— start of Data to process —
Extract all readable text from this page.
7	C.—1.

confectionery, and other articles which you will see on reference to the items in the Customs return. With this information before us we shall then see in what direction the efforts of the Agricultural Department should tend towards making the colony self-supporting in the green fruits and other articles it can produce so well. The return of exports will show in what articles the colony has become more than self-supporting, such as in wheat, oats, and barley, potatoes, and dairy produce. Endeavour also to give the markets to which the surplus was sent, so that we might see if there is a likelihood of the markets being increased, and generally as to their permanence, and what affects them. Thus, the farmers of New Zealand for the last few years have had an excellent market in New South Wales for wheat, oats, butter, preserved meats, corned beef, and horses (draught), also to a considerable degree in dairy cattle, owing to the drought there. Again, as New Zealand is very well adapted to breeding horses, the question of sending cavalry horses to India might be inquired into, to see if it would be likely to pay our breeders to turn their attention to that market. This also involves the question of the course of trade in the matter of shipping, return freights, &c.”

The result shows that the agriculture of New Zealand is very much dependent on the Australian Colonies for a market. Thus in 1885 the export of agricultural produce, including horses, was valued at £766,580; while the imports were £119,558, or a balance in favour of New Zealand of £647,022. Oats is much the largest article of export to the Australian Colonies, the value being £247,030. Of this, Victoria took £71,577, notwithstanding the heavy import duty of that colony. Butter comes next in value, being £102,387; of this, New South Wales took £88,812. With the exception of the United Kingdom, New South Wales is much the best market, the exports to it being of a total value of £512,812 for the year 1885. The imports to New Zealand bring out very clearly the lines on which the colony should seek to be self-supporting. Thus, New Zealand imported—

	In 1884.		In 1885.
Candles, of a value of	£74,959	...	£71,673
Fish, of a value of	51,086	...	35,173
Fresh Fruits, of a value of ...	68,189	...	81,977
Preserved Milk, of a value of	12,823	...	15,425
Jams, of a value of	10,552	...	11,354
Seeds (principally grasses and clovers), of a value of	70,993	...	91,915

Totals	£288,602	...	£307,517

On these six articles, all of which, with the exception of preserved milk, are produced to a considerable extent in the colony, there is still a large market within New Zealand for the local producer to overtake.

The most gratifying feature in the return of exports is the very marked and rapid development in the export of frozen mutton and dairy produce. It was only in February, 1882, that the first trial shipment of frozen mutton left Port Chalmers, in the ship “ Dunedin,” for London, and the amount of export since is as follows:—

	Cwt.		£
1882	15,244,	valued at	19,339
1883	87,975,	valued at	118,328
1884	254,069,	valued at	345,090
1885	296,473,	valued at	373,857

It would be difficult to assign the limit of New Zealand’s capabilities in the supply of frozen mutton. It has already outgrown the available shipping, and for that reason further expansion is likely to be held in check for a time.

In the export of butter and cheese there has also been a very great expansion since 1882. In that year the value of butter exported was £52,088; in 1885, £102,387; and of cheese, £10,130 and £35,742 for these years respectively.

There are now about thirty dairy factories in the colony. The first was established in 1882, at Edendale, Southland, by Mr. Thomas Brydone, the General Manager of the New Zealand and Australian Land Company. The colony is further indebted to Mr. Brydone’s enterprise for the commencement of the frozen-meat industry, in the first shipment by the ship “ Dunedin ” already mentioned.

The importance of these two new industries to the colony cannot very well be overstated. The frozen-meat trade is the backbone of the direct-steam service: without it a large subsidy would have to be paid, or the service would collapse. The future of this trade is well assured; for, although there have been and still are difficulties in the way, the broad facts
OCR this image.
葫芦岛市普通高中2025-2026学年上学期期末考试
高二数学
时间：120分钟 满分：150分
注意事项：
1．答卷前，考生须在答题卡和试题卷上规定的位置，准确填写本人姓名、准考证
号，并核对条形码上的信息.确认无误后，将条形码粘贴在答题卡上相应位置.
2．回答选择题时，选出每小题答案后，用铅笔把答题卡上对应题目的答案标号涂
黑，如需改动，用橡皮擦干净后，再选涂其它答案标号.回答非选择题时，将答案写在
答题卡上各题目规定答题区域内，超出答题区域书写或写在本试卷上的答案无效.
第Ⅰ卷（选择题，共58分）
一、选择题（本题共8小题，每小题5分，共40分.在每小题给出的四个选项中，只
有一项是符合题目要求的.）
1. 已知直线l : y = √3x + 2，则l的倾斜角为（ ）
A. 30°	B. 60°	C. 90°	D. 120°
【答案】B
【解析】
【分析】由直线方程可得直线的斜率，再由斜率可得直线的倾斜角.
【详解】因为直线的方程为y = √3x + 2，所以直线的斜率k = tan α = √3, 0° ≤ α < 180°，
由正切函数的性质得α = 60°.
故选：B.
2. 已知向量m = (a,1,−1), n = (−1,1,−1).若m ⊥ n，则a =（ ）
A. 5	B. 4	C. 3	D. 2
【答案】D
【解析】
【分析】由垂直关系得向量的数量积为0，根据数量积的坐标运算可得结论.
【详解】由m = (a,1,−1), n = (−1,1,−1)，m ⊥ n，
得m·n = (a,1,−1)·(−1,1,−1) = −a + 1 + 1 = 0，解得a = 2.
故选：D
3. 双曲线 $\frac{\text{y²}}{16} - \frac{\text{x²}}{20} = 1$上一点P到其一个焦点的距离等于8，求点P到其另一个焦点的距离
— end of Data to process —
Given task:
Output only the lines from the one holding "OCR this image." through the last line above, exactly as they appear.

Task response:
OCR this image.
葫芦岛市普通高中2025-2026学年上学期期末考试
高二数学
时间：120分钟 满分：150分
注意事项：
1．答卷前，考生须在答题卡和试题卷上规定的位置，准确填写本人姓名、准考证
号，并核对条形码上的信息.确认无误后，将条形码粘贴在答题卡上相应位置.
2．回答选择题时，选出每小题答案后，用铅笔把答题卡上对应题目的答案标号涂
黑，如需改动，用橡皮擦干净后，再选涂其它答案标号.回答非选择题时，将答案写在
答题卡上各题目规定答题区域内，超出答题区域书写或写在本试卷上的答案无效.
第Ⅰ卷（选择题，共58分）
一、选择题（本题共8小题，每小题5分，共40分.在每小题给出的四个选项中，只
有一项是符合题目要求的.）
1. 已知直线l : y = √3x + 2，则l的倾斜角为（ ）
A. 30°	B. 60°	C. 90°	D. 120°
【答案】B
【解析】
【分析】由直线方程可得直线的斜率，再由斜率可得直线的倾斜角.
【详解】因为直线的方程为y = √3x + 2，所以直线的斜率k = tan α = √3, 0° ≤ α < 180°，
由正切函数的性质得α = 60°.
故选：B.
2. 已知向量m = (a,1,−1), n = (−1,1,−1).若m ⊥ n，则a =（ ）
A. 5	B. 4	C. 3	D. 2
【答案】D
【解析】
【分析】由垂直关系得向量的数量积为0，根据数量积的坐标运算可得结论.
【详解】由m = (a,1,−1), n = (−1,1,−1)，m ⊥ n，
得m·n = (a,1,−1)·(−1,1,−1) = −a + 1 + 1 = 0，解得a = 2.
故选：D
3. 双曲线 $\frac{\text{y²}}{16} - \frac{\text{x²}}{20} = 1$上一点P到其一个焦点的距离等于8，求点P到其另一个焦点的距离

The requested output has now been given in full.